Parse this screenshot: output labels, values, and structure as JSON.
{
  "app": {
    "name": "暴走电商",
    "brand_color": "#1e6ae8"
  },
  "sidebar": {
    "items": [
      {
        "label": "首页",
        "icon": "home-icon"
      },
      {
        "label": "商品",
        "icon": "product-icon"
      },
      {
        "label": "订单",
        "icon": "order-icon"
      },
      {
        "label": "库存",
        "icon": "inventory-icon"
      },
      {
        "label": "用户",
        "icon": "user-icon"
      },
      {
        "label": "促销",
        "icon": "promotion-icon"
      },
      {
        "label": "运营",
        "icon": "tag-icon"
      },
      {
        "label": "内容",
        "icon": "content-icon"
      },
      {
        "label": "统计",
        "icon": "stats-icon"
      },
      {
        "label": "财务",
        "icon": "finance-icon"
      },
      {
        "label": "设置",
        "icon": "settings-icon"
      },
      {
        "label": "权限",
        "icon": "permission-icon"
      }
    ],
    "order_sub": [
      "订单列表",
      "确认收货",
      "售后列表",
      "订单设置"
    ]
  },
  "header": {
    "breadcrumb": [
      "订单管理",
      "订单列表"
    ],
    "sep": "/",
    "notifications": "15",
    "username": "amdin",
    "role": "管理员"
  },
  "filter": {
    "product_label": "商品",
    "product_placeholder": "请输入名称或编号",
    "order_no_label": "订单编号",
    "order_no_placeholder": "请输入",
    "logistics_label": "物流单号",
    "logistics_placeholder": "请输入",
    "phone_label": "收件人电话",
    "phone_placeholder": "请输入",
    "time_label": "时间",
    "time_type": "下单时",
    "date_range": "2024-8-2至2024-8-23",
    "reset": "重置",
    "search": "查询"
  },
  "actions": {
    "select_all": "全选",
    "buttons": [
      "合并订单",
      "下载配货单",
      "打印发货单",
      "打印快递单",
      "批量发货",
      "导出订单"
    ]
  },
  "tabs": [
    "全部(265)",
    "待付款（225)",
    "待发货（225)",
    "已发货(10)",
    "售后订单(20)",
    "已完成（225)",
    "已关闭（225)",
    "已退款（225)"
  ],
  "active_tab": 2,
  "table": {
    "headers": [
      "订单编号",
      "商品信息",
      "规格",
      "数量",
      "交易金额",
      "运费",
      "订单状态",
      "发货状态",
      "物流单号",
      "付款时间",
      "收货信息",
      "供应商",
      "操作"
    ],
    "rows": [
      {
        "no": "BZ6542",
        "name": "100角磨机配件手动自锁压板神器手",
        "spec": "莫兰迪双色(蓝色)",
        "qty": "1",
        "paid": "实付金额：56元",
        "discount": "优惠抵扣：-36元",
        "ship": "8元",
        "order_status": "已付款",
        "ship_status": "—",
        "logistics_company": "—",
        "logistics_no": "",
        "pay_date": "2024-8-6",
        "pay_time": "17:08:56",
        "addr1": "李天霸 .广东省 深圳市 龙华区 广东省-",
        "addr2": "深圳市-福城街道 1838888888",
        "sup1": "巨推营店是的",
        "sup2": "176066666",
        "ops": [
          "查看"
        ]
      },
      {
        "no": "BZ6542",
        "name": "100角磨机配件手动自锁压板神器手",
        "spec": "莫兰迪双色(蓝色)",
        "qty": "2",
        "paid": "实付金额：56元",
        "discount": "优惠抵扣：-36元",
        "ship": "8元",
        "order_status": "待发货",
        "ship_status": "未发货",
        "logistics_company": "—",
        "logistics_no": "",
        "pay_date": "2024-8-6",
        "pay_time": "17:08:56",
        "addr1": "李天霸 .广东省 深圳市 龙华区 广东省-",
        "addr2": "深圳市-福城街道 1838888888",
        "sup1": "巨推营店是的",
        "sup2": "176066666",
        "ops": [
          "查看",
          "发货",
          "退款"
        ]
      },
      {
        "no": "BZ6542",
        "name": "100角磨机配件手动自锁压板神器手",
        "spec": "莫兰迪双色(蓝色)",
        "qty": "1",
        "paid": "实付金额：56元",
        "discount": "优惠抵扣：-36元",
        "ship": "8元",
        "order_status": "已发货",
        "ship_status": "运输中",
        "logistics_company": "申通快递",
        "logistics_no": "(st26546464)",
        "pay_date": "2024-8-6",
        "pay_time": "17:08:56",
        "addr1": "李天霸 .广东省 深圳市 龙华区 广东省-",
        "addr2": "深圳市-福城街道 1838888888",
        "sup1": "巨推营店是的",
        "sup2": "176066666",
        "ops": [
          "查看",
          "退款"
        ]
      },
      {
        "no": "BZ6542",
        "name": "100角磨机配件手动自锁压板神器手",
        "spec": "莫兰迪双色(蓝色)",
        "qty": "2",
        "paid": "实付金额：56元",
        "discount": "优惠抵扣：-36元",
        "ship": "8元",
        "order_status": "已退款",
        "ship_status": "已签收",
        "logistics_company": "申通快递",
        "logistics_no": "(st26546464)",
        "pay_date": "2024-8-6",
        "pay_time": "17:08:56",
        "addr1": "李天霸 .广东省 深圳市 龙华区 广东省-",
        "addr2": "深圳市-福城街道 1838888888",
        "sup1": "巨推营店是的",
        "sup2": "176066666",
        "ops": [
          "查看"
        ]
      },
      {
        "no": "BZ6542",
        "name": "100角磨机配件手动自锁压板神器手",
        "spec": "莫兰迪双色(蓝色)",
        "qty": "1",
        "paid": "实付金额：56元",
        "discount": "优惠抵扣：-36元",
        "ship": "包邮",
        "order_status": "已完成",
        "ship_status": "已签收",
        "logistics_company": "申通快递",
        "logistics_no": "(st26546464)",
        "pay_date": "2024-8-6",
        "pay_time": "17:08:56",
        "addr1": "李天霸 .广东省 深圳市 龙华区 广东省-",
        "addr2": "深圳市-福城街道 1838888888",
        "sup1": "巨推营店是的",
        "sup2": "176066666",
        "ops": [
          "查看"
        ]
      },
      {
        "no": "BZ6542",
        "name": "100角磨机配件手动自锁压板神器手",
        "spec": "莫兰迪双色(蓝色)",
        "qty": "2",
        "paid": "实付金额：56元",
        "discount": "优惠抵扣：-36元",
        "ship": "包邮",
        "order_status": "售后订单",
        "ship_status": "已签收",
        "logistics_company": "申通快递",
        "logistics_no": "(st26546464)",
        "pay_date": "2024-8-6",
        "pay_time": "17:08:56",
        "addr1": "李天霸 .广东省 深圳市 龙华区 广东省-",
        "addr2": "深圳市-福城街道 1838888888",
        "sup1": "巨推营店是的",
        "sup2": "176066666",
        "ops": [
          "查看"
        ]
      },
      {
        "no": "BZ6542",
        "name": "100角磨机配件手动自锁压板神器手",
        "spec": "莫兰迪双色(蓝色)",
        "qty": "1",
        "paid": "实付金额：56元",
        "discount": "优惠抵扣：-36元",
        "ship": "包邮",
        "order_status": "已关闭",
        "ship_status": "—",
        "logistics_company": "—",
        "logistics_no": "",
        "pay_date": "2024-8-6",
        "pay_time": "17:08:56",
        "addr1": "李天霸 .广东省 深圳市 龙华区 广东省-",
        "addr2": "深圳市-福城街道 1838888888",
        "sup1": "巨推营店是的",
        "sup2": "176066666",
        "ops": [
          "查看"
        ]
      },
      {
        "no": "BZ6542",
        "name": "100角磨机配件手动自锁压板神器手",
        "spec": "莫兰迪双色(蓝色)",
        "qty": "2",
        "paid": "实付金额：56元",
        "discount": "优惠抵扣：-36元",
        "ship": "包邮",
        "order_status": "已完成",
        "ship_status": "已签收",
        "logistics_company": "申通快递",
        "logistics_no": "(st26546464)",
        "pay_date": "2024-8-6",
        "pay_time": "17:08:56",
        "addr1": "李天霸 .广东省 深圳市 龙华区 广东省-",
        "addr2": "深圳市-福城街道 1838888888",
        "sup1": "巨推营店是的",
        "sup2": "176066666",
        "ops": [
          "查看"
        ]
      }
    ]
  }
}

+ + +

Task directions: The data above must be returned in full, exactly as written.

Task solution:
Parse this screenshot: output labels, values, and structure as JSON.
{
  "app": {
    "name": "暴走电商",
    "brand_color": "#1e6ae8"
  },
  "sidebar": {
    "items": [
      {
        "label": "首页",
        "icon": "home-icon"
      },
      {
        "label": "商品",
        "icon": "product-icon"
      },
      {
        "label": "订单",
        "icon": "order-icon"
      },
      {
        "label": "库存",
        "icon": "inventory-icon"
      },
      {
        "label": "用户",
        "icon": "user-icon"
      },
      {
        "label": "促销",
        "icon": "promotion-icon"
      },
      {
        "label": "运营",
        "icon": "tag-icon"
      },
      {
        "label": "内容",
        "icon": "content-icon"
      },
      {
        "label": "统计",
        "icon": "stats-icon"
      },
      {
        "label": "财务",
        "icon": "finance-icon"
      },
      {
        "label": "设置",
        "icon": "settings-icon"
      },
      {
        "label": "权限",
        "icon": "permission-icon"
      }
    ],
    "order_sub": [
      "订单列表",
      "确认收货",
      "售后列表",
      "订单设置"
    ]
  },
  "header": {
    "breadcrumb": [
      "订单管理",
      "订单列表"
    ],
    "sep": "/",
    "notifications": "15",
    "username": "amdin",
    "role": "管理员"
  },
  "filter": {
    "product_label": "商品",
    "product_placeholder": "请输入名称或编号",
    "order_no_label": "订单编号",
    "order_no_placeholder": "请输入",
    "logistics_label": "物流单号",
    "logistics_placeholder": "请输入",
    "phone_label": "收件人电话",
    "phone_placeholder": "请输入",
    "time_label": "时间",
    "time_type": "下单时",
    "date_range": "2024-8-2至2024-8-23",
    "reset": "重置",
    "search": "查询"
  },
  "actions": {
    "select_all": "全选",
    "buttons": [
      "合并订单",
      "下载配货单",
      "打印发货单",
      "打印快递单",
      "批量发货",
      "导出订单"
    ]
  },
  "tabs": [
    "全部(265)",
    "待付款（225)",
    "待发货（225)",
    "已发货(10)",
    "售后订单(20)",
    "已完成（225)",
    "已关闭（225)",
    "已退款（225)"
  ],
  "active_tab": 2,
  "table": {
    "headers": [
      "订单编号",
      "商品信息",
      "规格",
      "数量",
      "交易金额",
      "运费",
      "订单状态",
      "发货状态",
      "物流单号",
      "付款时间",
      "收货信息",
      "供应商",
      "操作"
    ],
    "rows": [
      {
        "no": "BZ6542",
        "name": "100角磨机配件手动自锁压板神器手",
        "spec": "莫兰迪双色(蓝色)",
        "qty": "1",
        "paid": "实付金额：56元",
        "discount": "优惠抵扣：-36元",
        "ship": "8元",
        "order_status": "已付款",
        "ship_status": "—",
        "logistics_company": "—",
        "logistics_no": "",
        "pay_date": "2024-8-6",
        "pay_time": "17:08:56",
        "addr1": "李天霸 .广东省 深圳市 龙华区 广东省-",
        "addr2": "深圳市-福城街道 1838888888",
        "sup1": "巨推营店是的",
        "sup2": "176066666",
        "ops": [
          "查看"
        ]
      },
      {
        "no": "BZ6542",
        "name": "100角磨机配件手动自锁压板神器手",
        "spec": "莫兰迪双色(蓝色)",
        "qty": "2",
        "paid": "实付金额：56元",
        "discount": "优惠抵扣：-36元",
        "ship": "8元",
        "order_status": "待发货",
        "ship_status": "未发货",
        "logistics_company": "—",
        "logistics_no": "",
        "pay_date": "2024-8-6",
        "pay_time": "17:08:56",
        "addr1": "李天霸 .广东省 深圳市 龙华区 广东省-",
        "addr2": "深圳市-福城街道 1838888888",
        "sup1": "巨推营店是的",
        "sup2": "176066666",
        "ops": [
          "查看",
          "发货",
          "退款"
        ]
      },
      {
        "no": "BZ6542",
        "name": "100角磨机配件手动自锁压板神器手",
        "spec": "莫兰迪双色(蓝色)",
        "qty": "1",
        "paid": "实付金额：56元",
        "discount": "优惠抵扣：-36元",
        "ship": "8元",
        "order_status": "已发货",
        "ship_status": "运输中",
        "logistics_company": "申通快递",
        "logistics_no": "(st26546464)",
        "pay_date": "2024-8-6",
        "pay_time": "17:08:56",
        "addr1": "李天霸 .广东省 深圳市 龙华区 广东省-",
        "addr2": "深圳市-福城街道 1838888888",
        "sup1": "巨推营店是的",
        "sup2": "176066666",
        "ops": [
          "查看",
          "退款"
        ]
      },
      {
        "no": "BZ6542",
        "name": "100角磨机配件手动自锁压板神器手",
        "spec": "莫兰迪双色(蓝色)",
        "qty": "2",
        "paid": "实付金额：56元",
        "discount": "优惠抵扣：-36元",
        "ship": "8元",
        "order_status": "已退款",
        "ship_status": "已签收",
        "logistics_company": "申通快递",
        "logistics_no": "(st26546464)",
        "pay_date": "2024-8-6",
        "pay_time": "17:08:56",
        "addr1": "李天霸 .广东省 深圳市 龙华区 广东省-",
        "addr2": "深圳市-福城街道 1838888888",
        "sup1": "巨推营店是的",
        "sup2": "176066666",
        "ops": [
          "查看"
        ]
      },
      {
        "no": "BZ6542",
        "name": "100角磨机配件手动自锁压板神器手",
        "spec": "莫兰迪双色(蓝色)",
        "qty": "1",
        "paid": "实付金额：56元",
        "discount": "优惠抵扣：-36元",
        "ship": "包邮",
        "order_status": "已完成",
        "ship_status": "已签收",
        "logistics_company": "申通快递",
        "logistics_no": "(st26546464)",
        "pay_date": "2024-8-6",
        "pay_time": "17:08:56",
        "addr1": "李天霸 .广东省 深圳市 龙华区 广东省-",
        "addr2": "深圳市-福城街道 1838888888",
        "sup1": "巨推营店是的",
        "sup2": "176066666",
        "ops": [
          "查看"
        ]
      },
      {
        "no": "BZ6542",
        "name": "100角磨机配件手动自锁压板神器手",
        "spec": "莫兰迪双色(蓝色)",
        "qty": "2",
        "paid": "实付金额：56元",
        "discount": "优惠抵扣：-36元",
        "ship": "包邮",
        "order_status": "售后订单",
        "ship_status": "已签收",
        "logistics_company": "申通快递",
        "logistics_no": "(st26546464)",
        "pay_date": "2024-8-6",
        "pay_time": "17:08:56",
        "addr1": "李天霸 .广东省 深圳市 龙华区 广东省-",
        "addr2": "深圳市-福城街道 1838888888",
        "sup1": "巨推营店是的",
        "sup2": "176066666",
        "ops": [
          "查看"
        ]
      },
      {
        "no": "BZ6542",
        "name": "100角磨机配件手动自锁压板神器手",
        "spec": "莫兰迪双色(蓝色)",
        "qty": "1",
        "paid": "实付金额：56元",
        "discount": "优惠抵扣：-36元",
        "ship": "包邮",
        "order_status": "已关闭",
        "ship_status": "—",
        "logistics_company": "—",
        "logistics_no": "",
        "pay_date": "2024-8-6",
        "pay_time": "17:08:56",
        "addr1": "李天霸 .广东省 深圳市 龙华区 广东省-",
        "addr2": "深圳市-福城街道 1838888888",
        "sup1": "巨推营店是的",
        "sup2": "176066666",
        "ops": [
          "查看"
        ]
      },
      {
        "no": "BZ6542",
        "name": "100角磨机配件手动自锁压板神器手",
        "spec": "莫兰迪双色(蓝色)",
        "qty": "2",
        "paid": "实付金额：56元",
        "discount": "优惠抵扣：-36元",
        "ship": "包邮",
        "order_status": "已完成",
        "ship_status": "已签收",
        "logistics_company": "申通快递",
        "logistics_no": "(st26546464)",
        "pay_date": "2024-8-6",
        "pay_time": "17:08:56",
        "addr1": "李天霸 .广东省 深圳市 龙华区 广东省-",
        "addr2": "深圳市-福城街道 1838888888",
        "sup1": "巨推营店是的",
        "sup2": "176066666",
        "ops": [
          "查看"
        ]
      }
    ]
  }
}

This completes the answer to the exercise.